What needs to be done:
Please transcribe the data that follows without the pictures, keeping every word the same.

(Stored entries)
▬▬▬▬▬▬

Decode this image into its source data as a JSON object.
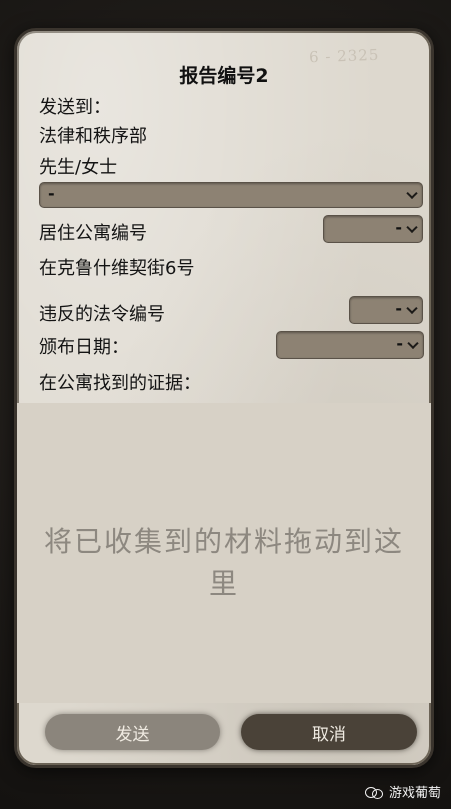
{
  "form": {
    "stamp": "6 - 2325",
    "title": "报告编号2",
    "send_to_label": "发送到：",
    "department": "法律和秩序部",
    "recipient_label": "先生/女士",
    "recipient_value": "-",
    "apartment_label": "居住公寓编号",
    "apartment_value": "-",
    "address": "在克鲁什维契街6号",
    "violation_label": "违反的法令编号",
    "violation_value": "-",
    "issue_date_label": "颁布日期：",
    "issue_date_value": "-",
    "evidence_label": "在公寓找到的证据：",
    "drop_hint": "将已收集到的材料拖动到这里",
    "send_button": "发送",
    "cancel_button": "取消"
  },
  "watermark": {
    "text": "游戏葡萄",
    "icon": "wechat-icon"
  },
  "colors": {
    "paper": "#ddd8ce",
    "select": "#8d8273",
    "send_button": "#8b857c",
    "cancel_button": "#4a4238",
    "hint_text": "#8d8880"
  }
}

▬▬▬▬▬▬

The answer:
Decode this image into its source data as a JSON object.
{
  "form": {
    "stamp": "6 - 2325",
    "title": "报告编号2",
    "send_to_label": "发送到：",
    "department": "法律和秩序部",
    "recipient_label": "先生/女士",
    "recipient_value": "-",
    "apartment_label": "居住公寓编号",
    "apartment_value": "-",
    "address": "在克鲁什维契街6号",
    "violation_label": "违反的法令编号",
    "violation_value": "-",
    "issue_date_label": "颁布日期：",
    "issue_date_value": "-",
    "evidence_label": "在公寓找到的证据：",
    "drop_hint": "将已收集到的材料拖动到这里",
    "send_button": "发送",
    "cancel_button": "取消"
  },
  "watermark": {
    "text": "游戏葡萄",
    "icon": "wechat-icon"
  },
  "colors": {
    "paper": "#ddd8ce",
    "select": "#8d8273",
    "send_button": "#8b857c",
    "cancel_button": "#4a4238",
    "hint_text": "#8d8880"
  }
}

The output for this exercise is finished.